# [Excerpt]
━━━━━━━━━━━━━━━━━━━━━━━━━━━━━━

System Overview¶

The detextive library implements a faithful functional reproduction to consolidate text detection capabilities from multiple packages. The first iteration prioritizes behavioral fidelity and minimal migration effort over architectural sophistication.

Major Components¶

Core Detection Functions¶

Public Functional API

Core detection and inference functions with confidence-aware behavior:

detect_charset(content, *, behaviors=BEHAVIORS_DEFAULT, ...) - Character encoding detection
detect_charset_confidence(content, *, behaviors=BEHAVIORS_DEFAULT, ...) - Charset detection with confidence scoring
detect_mimetype(content, *, behaviors=BEHAVIORS_DEFAULT, ...) - MIME type detection
detect_mimetype_confidence(content, *, behaviors=BEHAVIORS_DEFAULT, ...) - MIME type detection with confidence scoring
infer_charset(content, *, behaviors=BEHAVIORS_DEFAULT, ...) - Charset inference with validation
infer_charset_confidence(content, *, behaviors=BEHAVIORS_DEFAULT, ...) - Charset inference with confidence scoring
infer_mimetype_charset(content, *, behaviors=BEHAVIORS_DEFAULT, ...) - Combined MIME type and charset inference
infer_mimetype_charset_confidence(content, *, behaviors=BEHAVIORS_DEFAULT, ...) - Combined detection with confidence scoring
decode(content, *, behaviors=BEHAVIORS_DEFAULT, ...) - High-level bytes-to-text decoding with validation
is_textual_mimetype(mimetype) - Textual MIME type validation
is_valid_text(text, profile=PROFILE_TEXTUAL) - Unicode-aware text validation

Core Types and Configuration

Shared data structures for confidence-aware behavior:

CharsetResult(charset, confidence) - Charset detection results with confidence scoring (0.0-1.0)

━━━━━━━━━━━━━━━━━━━━━━━━━━━━━━

[Element box annotations]
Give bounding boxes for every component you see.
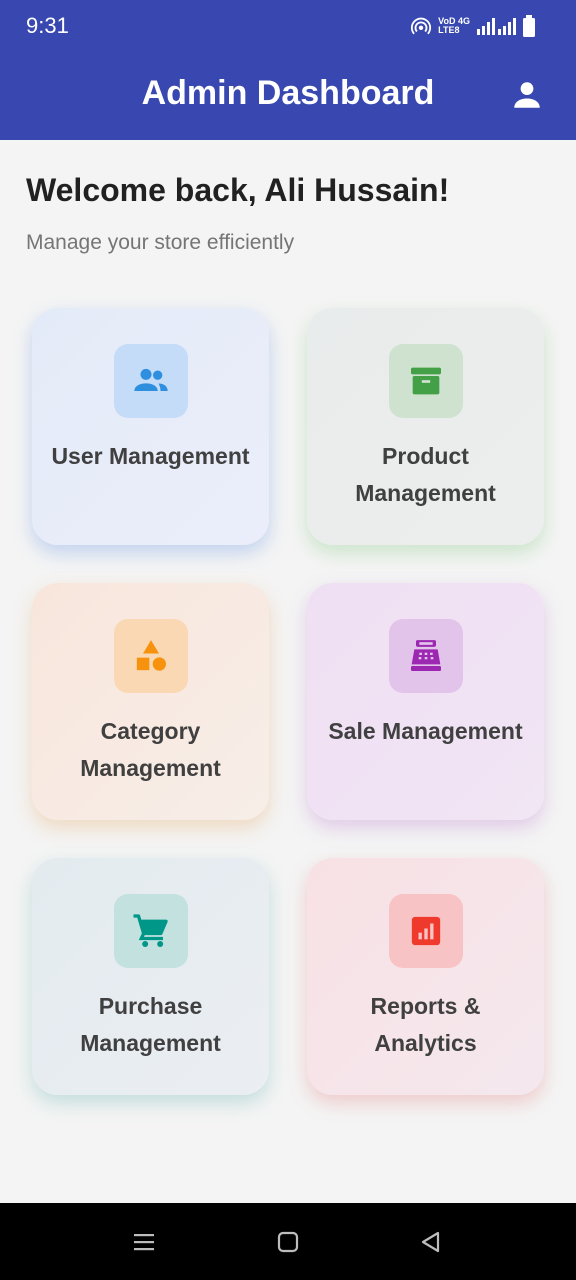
hotspot-icon [411,17,432,35]
purchase-management-label: Purchase Management [80,993,221,1056]
category-shapes-icon [136,640,166,671]
user-icon-box [113,344,188,418]
person-icon [514,82,540,108]
user-management-label: User Management [51,443,250,469]
reports-icon-box [388,894,463,968]
welcome-title: Welcome back, Ali Hussain! [26,172,450,208]
category-icon-box [113,619,188,693]
battery-icon [523,15,535,37]
reports-analytics-label: Reports & Analytics [370,993,481,1056]
product-management-card[interactable]: Product Management [307,308,544,545]
home-button[interactable] [275,1229,301,1255]
status-icons: VoD 4G LTE8 [410,13,536,39]
sale-management-card[interactable]: Sale Management [307,583,544,820]
welcome-subtitle: Manage your store efficiently [26,231,295,254]
category-management-label: Category Management [80,718,221,781]
network-label-bottom: LTE8 [438,25,460,35]
product-management-label: Product Management [355,443,496,506]
product-icon-box [388,344,463,418]
back-button[interactable] [418,1229,444,1255]
purchase-icon-box [113,894,188,968]
app-bar: 9:31 VoD 4G LTE8 Admin Dashboard [0,0,576,140]
page-title: Admin Dashboard [141,74,435,112]
back-triangle-icon [421,1231,440,1253]
archive-icon [410,367,441,395]
cash-register-icon [410,640,441,671]
signal-icon [477,18,516,35]
sale-management-label: Sale Management [328,718,523,744]
group-icon [133,368,168,391]
shopping-cart-icon [133,914,168,947]
management-grid: User Management Product Management Categ… [32,308,544,1095]
recent-apps-button[interactable] [131,1229,157,1255]
bar-chart-icon [411,916,440,946]
status-time: 9:31 [26,13,69,38]
home-square-icon [277,1231,299,1253]
user-management-card[interactable]: User Management [32,308,269,545]
network-label: VoD 4G LTE8 [438,17,470,35]
status-bar: 9:31 VoD 4G LTE8 [0,0,576,52]
profile-button[interactable] [510,78,544,112]
purchase-management-card[interactable]: Purchase Management [32,858,269,1095]
category-management-card[interactable]: Category Management [32,583,269,820]
sale-icon-box [388,619,463,693]
reports-analytics-card[interactable]: Reports & Analytics [307,858,544,1095]
system-nav-bar [0,1203,576,1280]
menu-icon [134,1234,154,1251]
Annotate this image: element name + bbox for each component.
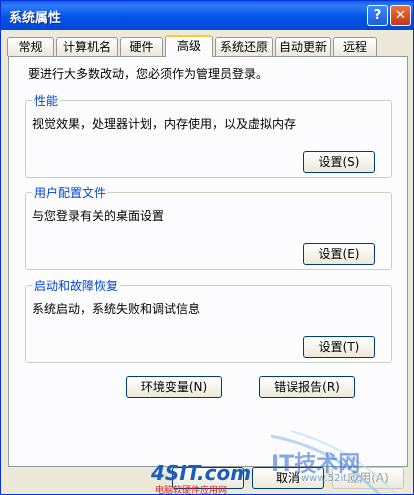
performance-group: 性能 视觉效果，处理器计划，内存使用，以及虚拟内存 设置(S) (25, 92, 392, 178)
ok-button[interactable] (172, 467, 244, 489)
help-button[interactable]: ? (367, 5, 388, 26)
tab-advanced[interactable]: 高级 (165, 35, 213, 57)
performance-group-title: 性能 (32, 92, 61, 109)
user-profiles-settings-button[interactable]: 设置(E) (303, 243, 375, 265)
tab-system-restore[interactable]: 系统还原 (215, 37, 273, 56)
close-button[interactable]: ✕ (390, 5, 411, 26)
title-bar[interactable]: 系统属性 ? ✕ (1, 1, 413, 30)
advanced-tab-panel: 要进行大多数改动，您必须作为管理员登录。 性能 视觉效果，处理器计划，内存使用，… (8, 56, 408, 467)
environment-variables-button[interactable]: 环境变量(N) (126, 376, 222, 398)
apply-button[interactable]: 应用(A) (332, 467, 404, 489)
cancel-button[interactable]: 取消 (252, 467, 324, 489)
error-reporting-button[interactable]: 错误报告(R) (259, 376, 355, 398)
startup-recovery-settings-button[interactable]: 设置(T) (303, 336, 375, 358)
tab-computer-name[interactable]: 计算机名 (56, 37, 118, 56)
user-profiles-group: 用户配置文件 与您登录有关的桌面设置 设置(E) (25, 184, 392, 270)
startup-recovery-group: 启动和故障恢复 系统启动，系统失败和调试信息 设置(T) (25, 277, 392, 363)
tab-auto-update[interactable]: 自动更新 (275, 37, 331, 56)
admin-notice: 要进行大多数改动，您必须作为管理员登录。 (28, 67, 269, 81)
tab-general[interactable]: 常规 (7, 37, 54, 56)
tab-remote[interactable]: 远程 (333, 37, 377, 56)
user-profiles-description: 与您登录有关的桌面设置 (32, 209, 165, 223)
startup-recovery-description: 系统启动，系统失败和调试信息 (32, 302, 201, 316)
system-properties-dialog: 系统属性 ? ✕ 常规 计算机名 硬件 高级 系统还原 自动更新 远程 要进行大… (0, 0, 414, 495)
performance-description: 视觉效果，处理器计划，内存使用，以及虚拟内存 (32, 117, 297, 131)
performance-settings-button[interactable]: 设置(S) (303, 151, 375, 173)
startup-recovery-group-title: 启动和故障恢复 (32, 277, 121, 294)
tab-strip: 常规 计算机名 硬件 高级 系统还原 自动更新 远程 (1, 35, 413, 57)
user-profiles-group-title: 用户配置文件 (32, 184, 109, 201)
tab-hardware[interactable]: 硬件 (120, 37, 163, 56)
window-title: 系统属性 (9, 11, 62, 26)
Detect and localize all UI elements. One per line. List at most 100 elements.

━━━━━━━━━━━━━━━━━━━━━━━━━━━━━━

# [Set exercise A]
According to the detextive system overview, what does the library's first iteration prioritize?
# [Set exercise B]
Duplicate the detextive system overview word for word, everything from "Core Types and" down to "confidence scoring (0.0-1.0)".
# [Set exercise C]
Continue the detextive system overview with the next part of its text.
These records are separate material, apart from the detextive system overview.

# [Exercise response A]
Behavioral fidelity and minimal migration effort over architectural sophistication.

# [Exercise response B]
Core Types and Configuration

Shared data structures for confidence-aware behavior:

CharsetResult(charset, confidence) - Charset detection results with confidence scoring (0.0-1.0)

# [Exercise response C]
MimetypeResult(mimetype, confidence) - MIME type detection results with confidence scoring (0.0-1.0)
Behaviors - Configurable detection behavior with confidence thresholds and failure handling
BehaviorTristate - When to apply behaviors (Never/AsNeeded/Always)
CodecSpecifiers - Dynamic codec resolution (FromInference/OsDefault/UserSupplement/etc.)
DetectFailureActions - Failure handling strategy (Default/Error) for graceful degradation

Text Validation System

Unicode-aware text validation with configurable profiles:

TextValidationProfile - Validation rules and character acceptance policies
PROFILE_TEXTUAL - General textuality validation (lenient)
PROFILE_TERMINAL_SAFE - Terminal output safety (strict)
PROFILE_PRINTER_SAFE - Printer output safety (form feed allowed)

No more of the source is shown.